EXERCISE TEXT Block Start

Historically, these powerful corporations protect themselves, and they 
neglect consumer issues; they prioritize profits; they disregard 
service; they pocket their profits, and everyday Americans lose.
  There will be no eulogy for net neutrality here on the floor of the 
Senate today. The FCC will not have the last word when it comes to net 
neutrality, but the American people will. We are going to have a 
tsunami of Americans who will contact their Members of the House of 
Representatives to demand that it have a vote on net neutrality in the 
same way we had that vote here on the Senate floor. We know that when 
that vote takes place that the American people are going to win, that 
net neutrality is going to win, that the principles of 
nondiscrimination are going to win.
  Too many people today think that this whole idea of discrimination is 
back in vogue--that you can start talking about it in a way that has 
not been a part of our culture for a generation. Yet it is back. In a 
lot of ways, net neutrality is part of that whole discussion of whether 
or not the American people get protected against discrimination.
  We have an enhanced urgency because the FCC's rules are now final, 
and net neutrality is no longer the law of the land. That is what 
happened today. The Chairman of the Federal Communications Commission, 
Ajit Pai, is taking his victory lap today. He is so proud of what has 
happened--that net neutrality has been taken off the books--despite 22 
million Americans saying they wanted it to stay on the books.
  Here is what we know. Consumers don't trust their cable and internet 
companies to do the right thing unless strict rules are in place to 
protect everyone in our country. We know that when you take a 
democratized platform with endless opportunity for communication and 
you add American ingenuity, you get economic growth; you get 
innovation; you get democracy online. That is what this fight is all 
about, and this fight is far from over. We are going to intensify our 
efforts to ensure that there is going to be a vote on the floor of the 
House of Representatives.
  Conventional wisdom thought that it was all over last December, that 
once the FCC voted 3 to 2, it was over. The FCC didn't in any way 
anticipate the 52-to-47 vote here on the Senate floor to reinstitute 
net neutrality just 3 weeks ago, and it is dramatically underestimating 
the response of Americans all across our country who are descending 
electronically on the House of Representatives--on the part of Congress 
that has yet to vote on these issues. We are going to see millions of 
teachers, students, entrepreneurs, small business owners, and activists 
mobilize to protect the internet. They have demonstrated on the 
streets. They have written letters. They have made calls. They have 
signed petitions. They have posted on social media. That is what we are 
going to continue to see.
  Already, 170 Members of the House of Representatives have signed the 
discharge petition, which is a technical term for saying: Call for a 
vote on the floor of the House of Representatives to vote on net 
neutrality. The momentum is building. They need 218. They have 170 
right now. They are 48 Members of the House of Representatives short of 
winning over there. The pressure is going to intensify every single 
day, especially since net neutrality has now been, as of this moment, 
taken off the books.

EXERCISE TEXT Block End

TASK REQUIREMENTS:
A. According to the net neutrality speech, how many Members of the House of Representatives have signed the discharge petition?
B. Reproduce the net neutrality speech between "Historically, these powerful" and "everyday Americans lose.", inclusive.
C. Write the next part of the net neutrality speech, picking up after its final sentence.

DATA FOR REVIEW Block Start

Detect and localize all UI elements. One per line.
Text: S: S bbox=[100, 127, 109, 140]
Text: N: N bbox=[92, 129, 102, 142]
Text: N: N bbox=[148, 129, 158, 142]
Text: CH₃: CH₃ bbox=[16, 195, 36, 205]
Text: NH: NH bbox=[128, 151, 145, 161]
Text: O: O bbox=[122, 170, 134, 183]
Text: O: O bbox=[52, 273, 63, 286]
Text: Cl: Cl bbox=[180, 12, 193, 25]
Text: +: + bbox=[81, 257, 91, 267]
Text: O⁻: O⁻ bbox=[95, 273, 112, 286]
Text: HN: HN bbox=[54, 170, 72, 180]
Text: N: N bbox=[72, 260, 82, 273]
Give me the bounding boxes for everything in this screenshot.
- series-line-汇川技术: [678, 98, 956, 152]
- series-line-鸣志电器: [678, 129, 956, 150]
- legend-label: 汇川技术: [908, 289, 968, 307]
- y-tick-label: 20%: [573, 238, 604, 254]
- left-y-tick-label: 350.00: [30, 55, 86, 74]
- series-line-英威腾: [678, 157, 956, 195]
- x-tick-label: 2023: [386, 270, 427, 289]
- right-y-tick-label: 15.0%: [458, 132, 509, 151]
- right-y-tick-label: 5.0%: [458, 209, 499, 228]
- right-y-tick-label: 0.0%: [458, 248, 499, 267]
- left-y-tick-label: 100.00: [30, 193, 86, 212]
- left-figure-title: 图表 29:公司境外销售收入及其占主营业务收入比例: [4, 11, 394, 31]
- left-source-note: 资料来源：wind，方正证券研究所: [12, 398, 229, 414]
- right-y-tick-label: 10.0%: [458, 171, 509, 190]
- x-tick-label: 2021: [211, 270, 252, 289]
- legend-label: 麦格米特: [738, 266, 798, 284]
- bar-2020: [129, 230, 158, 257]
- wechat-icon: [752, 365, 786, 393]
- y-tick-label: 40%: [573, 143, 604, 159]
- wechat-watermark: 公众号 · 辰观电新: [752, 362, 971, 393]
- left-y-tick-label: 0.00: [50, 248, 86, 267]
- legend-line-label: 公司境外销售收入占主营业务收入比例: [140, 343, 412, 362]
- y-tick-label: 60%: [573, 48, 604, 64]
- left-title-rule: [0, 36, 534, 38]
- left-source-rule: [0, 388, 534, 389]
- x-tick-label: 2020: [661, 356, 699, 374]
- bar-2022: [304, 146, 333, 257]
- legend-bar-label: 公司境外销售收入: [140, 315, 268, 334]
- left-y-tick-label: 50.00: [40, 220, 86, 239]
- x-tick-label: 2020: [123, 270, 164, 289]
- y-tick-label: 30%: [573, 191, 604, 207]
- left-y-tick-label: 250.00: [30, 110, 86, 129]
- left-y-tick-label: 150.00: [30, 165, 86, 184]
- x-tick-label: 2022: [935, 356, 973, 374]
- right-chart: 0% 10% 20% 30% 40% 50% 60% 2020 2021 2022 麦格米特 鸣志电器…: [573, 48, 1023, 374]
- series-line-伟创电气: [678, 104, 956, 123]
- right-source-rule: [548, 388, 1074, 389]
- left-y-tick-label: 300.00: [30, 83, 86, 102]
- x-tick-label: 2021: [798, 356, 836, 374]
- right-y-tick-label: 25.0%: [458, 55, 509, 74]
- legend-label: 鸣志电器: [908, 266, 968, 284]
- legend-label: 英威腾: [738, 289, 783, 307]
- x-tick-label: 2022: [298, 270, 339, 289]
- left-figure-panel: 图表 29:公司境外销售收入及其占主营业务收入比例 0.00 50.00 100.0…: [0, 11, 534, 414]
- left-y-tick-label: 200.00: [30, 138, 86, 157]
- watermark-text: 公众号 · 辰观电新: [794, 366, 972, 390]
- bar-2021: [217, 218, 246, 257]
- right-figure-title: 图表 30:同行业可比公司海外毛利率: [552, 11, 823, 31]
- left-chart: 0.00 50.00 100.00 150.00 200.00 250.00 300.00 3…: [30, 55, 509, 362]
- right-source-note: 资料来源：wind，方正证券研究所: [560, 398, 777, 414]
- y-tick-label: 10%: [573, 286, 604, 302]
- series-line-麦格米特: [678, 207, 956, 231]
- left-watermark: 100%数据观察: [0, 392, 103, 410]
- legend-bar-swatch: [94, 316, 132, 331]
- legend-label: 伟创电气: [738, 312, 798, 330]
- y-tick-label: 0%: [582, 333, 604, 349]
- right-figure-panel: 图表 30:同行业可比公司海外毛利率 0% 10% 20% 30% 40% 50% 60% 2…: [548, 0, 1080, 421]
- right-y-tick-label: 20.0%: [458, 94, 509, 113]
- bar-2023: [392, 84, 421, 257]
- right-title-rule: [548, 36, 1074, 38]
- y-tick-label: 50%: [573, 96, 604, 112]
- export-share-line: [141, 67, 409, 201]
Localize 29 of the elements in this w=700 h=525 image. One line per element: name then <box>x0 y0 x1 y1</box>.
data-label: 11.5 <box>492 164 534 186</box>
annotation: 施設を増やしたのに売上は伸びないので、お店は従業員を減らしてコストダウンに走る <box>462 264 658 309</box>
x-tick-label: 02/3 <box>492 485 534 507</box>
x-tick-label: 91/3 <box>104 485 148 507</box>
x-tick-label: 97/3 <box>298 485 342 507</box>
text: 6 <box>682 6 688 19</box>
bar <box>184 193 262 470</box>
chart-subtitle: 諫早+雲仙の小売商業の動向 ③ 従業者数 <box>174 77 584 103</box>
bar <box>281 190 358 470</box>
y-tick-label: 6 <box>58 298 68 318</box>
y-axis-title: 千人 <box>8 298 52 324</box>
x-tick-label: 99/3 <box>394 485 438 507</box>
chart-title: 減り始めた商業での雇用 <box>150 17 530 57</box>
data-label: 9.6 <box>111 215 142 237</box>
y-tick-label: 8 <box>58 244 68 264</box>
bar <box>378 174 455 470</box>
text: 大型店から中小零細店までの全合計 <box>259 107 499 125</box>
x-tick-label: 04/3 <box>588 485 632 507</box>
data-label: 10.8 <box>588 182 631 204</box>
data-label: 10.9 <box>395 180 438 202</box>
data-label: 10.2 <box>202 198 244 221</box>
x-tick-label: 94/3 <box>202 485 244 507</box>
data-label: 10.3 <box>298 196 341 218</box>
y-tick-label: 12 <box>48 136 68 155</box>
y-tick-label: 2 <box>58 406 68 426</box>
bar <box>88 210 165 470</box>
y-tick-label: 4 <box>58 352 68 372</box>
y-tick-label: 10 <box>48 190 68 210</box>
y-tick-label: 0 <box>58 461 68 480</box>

DATA FOR REVIEW Block End

ANSWERS BY ITEM NUMBER:
A. 170

B.
Historically, these powerful corporations protect themselves, and they 
neglect consumer issues; they prioritize profits; they disregard 
service; they pocket their profits, and everyday Americans lose.

C.
  By the way, this fight is being waged at the State level as well. In 
California, just 2 weeks ago, the State senate voted 25 to 12 to 
reinstitute net neutrality, and in New York, in Massachusetts, in 
Oregon, and in Washington--in State after State--they are rising. They 
are saying: If the Federal Government will not protect us, then we will 
protect ourselves.
  We know that influential lobbyists aren't going to go away, but the 
American people aren't going to go away either. This is their 
government. This is the place at which they expect their will to be 
respected. When net neutrality is taken off the books--an issue that 
polls at 86 percent of all Americans--the will of the American people 
is not being respected. There is nothing more powerful than the 
collective voices of millions of Americans who are working together 
with a common mission, and that is to restore net neutrality to the 
books. The campaign to restore the internet, to save the internet, 
enters a new phase today. The urgency has never been higher, but the 
intensity level across this country has never been higher. Today is not 
the day for a eulogy for net neutrality. The fight has just begun.
  We thank every Senator who has already voted for net neutrality, and 
we thank every American who has worked toward that goal. Now let us 
redouble our efforts, because we have to turn this into a campaign 
issue in 2018 that matches all of the other issues that are driving the 
agenda of our country.
  I thank the Presiding Officer.
  I yield the floor.
  I suggest the absence of a quorum.
  The PRESIDING OFFICER. The clerk will call the roll.
  The senior assistant legislative clerk proceeded to call the roll.
  Mr. NELSON. Madam President, I ask unanimous consent that the order 
for the quorum call be rescinded.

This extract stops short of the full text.